◆ **REQUIRED WORK**:
All of the data should be output character for character, except the pictures.

[Data entries]
○ ○ ○ ○ ○ ○ ○
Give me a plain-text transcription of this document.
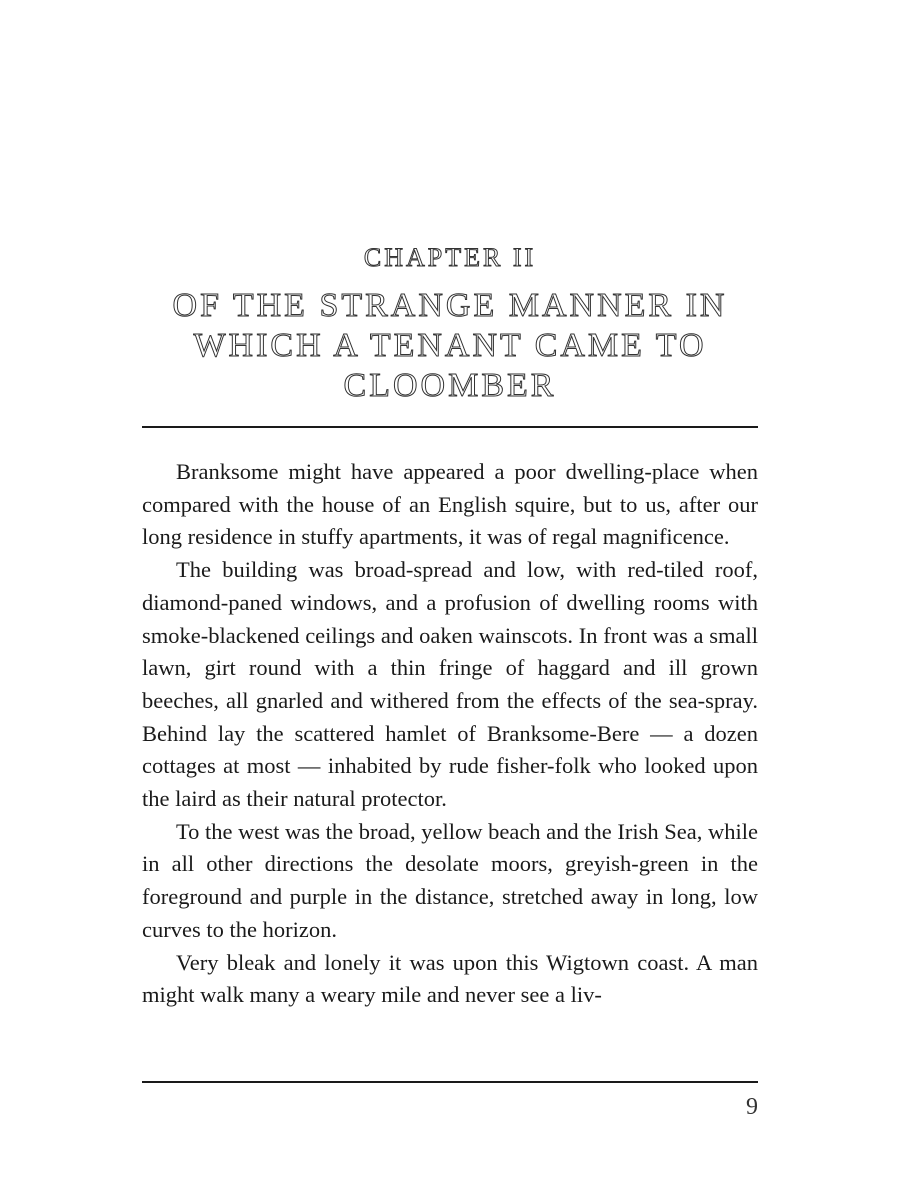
CHAPTER II
OF THE STRANGE MANNER IN WHICH A TENANT CAME TO CLOOMBER

Branksome might have appeared a poor dwelling-place when compared with the house of an English squire, but to us, after our long residence in stuffy apartments, it was of regal magnificence.

The building was broad-spread and low, with red-tiled roof, diamond-paned windows, and a profusion of dwelling rooms with smoke-blackened ceilings and oaken wainscots. In front was a small lawn, girt round with a thin fringe of haggard and ill grown beeches, all gnarled and withered from the effects of the sea-spray. Behind lay the scattered hamlet of Branksome-Bere — a dozen cottages at most — inhabited by rude fisher-folk who looked upon the laird as their natural protector.

To the west was the broad, yellow beach and the Irish Sea, while in all other directions the desolate moors, greyish-green in the foreground and purple in the distance, stretched away in long, low curves to the horizon.

Very bleak and lonely it was upon this Wigtown coast. A man might walk many a weary mile and never see a liv-

9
○ ○ ○ ○ ○ ○ ○
◆ **SOLUTION FOR THIS PROBLEM**:
Give me a plain-text transcription of this document.
CHAPTER II
OF THE STRANGE MANNER IN WHICH A TENANT CAME TO CLOOMBER

Branksome might have appeared a poor dwelling-place when compared with the house of an English squire, but to us, after our long residence in stuffy apartments, it was of regal magnificence.

The building was broad-spread and low, with red-tiled roof, diamond-paned windows, and a profusion of dwelling rooms with smoke-blackened ceilings and oaken wainscots. In front was a small lawn, girt round with a thin fringe of haggard and ill grown beeches, all gnarled and withered from the effects of the sea-spray. Behind lay the scattered hamlet of Branksome-Bere — a dozen cottages at most — inhabited by rude fisher-folk who looked upon the laird as their natural protector.

To the west was the broad, yellow beach and the Irish Sea, while in all other directions the desolate moors, greyish-green in the foreground and purple in the distance, stretched away in long, low curves to the horizon.

Very bleak and lonely it was upon this Wigtown coast. A man might walk many a weary mile and never see a liv-

9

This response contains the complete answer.